**Direction:**
Quote the entries that follow exactly, leaving none out.

**Supplied material:**

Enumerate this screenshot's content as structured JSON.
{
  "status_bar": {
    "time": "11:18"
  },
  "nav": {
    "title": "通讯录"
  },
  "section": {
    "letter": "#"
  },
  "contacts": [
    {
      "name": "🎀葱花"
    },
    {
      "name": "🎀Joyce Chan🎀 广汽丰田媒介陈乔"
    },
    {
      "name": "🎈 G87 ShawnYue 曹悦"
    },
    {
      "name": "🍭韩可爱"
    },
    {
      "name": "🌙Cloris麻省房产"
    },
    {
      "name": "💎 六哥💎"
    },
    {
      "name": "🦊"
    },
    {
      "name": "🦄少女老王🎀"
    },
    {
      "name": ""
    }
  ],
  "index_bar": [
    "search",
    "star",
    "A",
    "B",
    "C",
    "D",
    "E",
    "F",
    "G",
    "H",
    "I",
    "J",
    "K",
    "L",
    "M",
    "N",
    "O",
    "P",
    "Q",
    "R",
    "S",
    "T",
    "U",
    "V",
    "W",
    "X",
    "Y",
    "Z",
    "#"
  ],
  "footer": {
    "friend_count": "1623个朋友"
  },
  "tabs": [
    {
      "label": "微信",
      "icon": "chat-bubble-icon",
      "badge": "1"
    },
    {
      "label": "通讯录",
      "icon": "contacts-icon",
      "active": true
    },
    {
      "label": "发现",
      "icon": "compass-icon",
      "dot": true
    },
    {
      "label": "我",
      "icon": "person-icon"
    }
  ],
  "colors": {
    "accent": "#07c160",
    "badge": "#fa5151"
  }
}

**Answer to this problem:**
Enumerate this screenshot's content as structured JSON.
{
  "status_bar": {
    "time": "11:18"
  },
  "nav": {
    "title": "通讯录"
  },
  "section": {
    "letter": "#"
  },
  "contacts": [
    {
      "name": "🎀葱花"
    },
    {
      "name": "🎀Joyce Chan🎀 广汽丰田媒介陈乔"
    },
    {
      "name": "🎈 G87 ShawnYue 曹悦"
    },
    {
      "name": "🍭韩可爱"
    },
    {
      "name": "🌙Cloris麻省房产"
    },
    {
      "name": "💎 六哥💎"
    },
    {
      "name": "🦊"
    },
    {
      "name": "🦄少女老王🎀"
    },
    {
      "name": ""
    }
  ],
  "index_bar": [
    "search",
    "star",
    "A",
    "B",
    "C",
    "D",
    "E",
    "F",
    "G",
    "H",
    "I",
    "J",
    "K",
    "L",
    "M",
    "N",
    "O",
    "P",
    "Q",
    "R",
    "S",
    "T",
    "U",
    "V",
    "W",
    "X",
    "Y",
    "Z",
    "#"
  ],
  "footer": {
    "friend_count": "1623个朋友"
  },
  "tabs": [
    {
      "label": "微信",
      "icon": "chat-bubble-icon",
      "badge": "1"
    },
    {
      "label": "通讯录",
      "icon": "contacts-icon",
      "active": true
    },
    {
      "label": "发现",
      "icon": "compass-icon",
      "dot": true
    },
    {
      "label": "我",
      "icon": "person-icon"
    }
  ],
  "colors": {
    "accent": "#07c160",
    "badge": "#fa5151"
  }
}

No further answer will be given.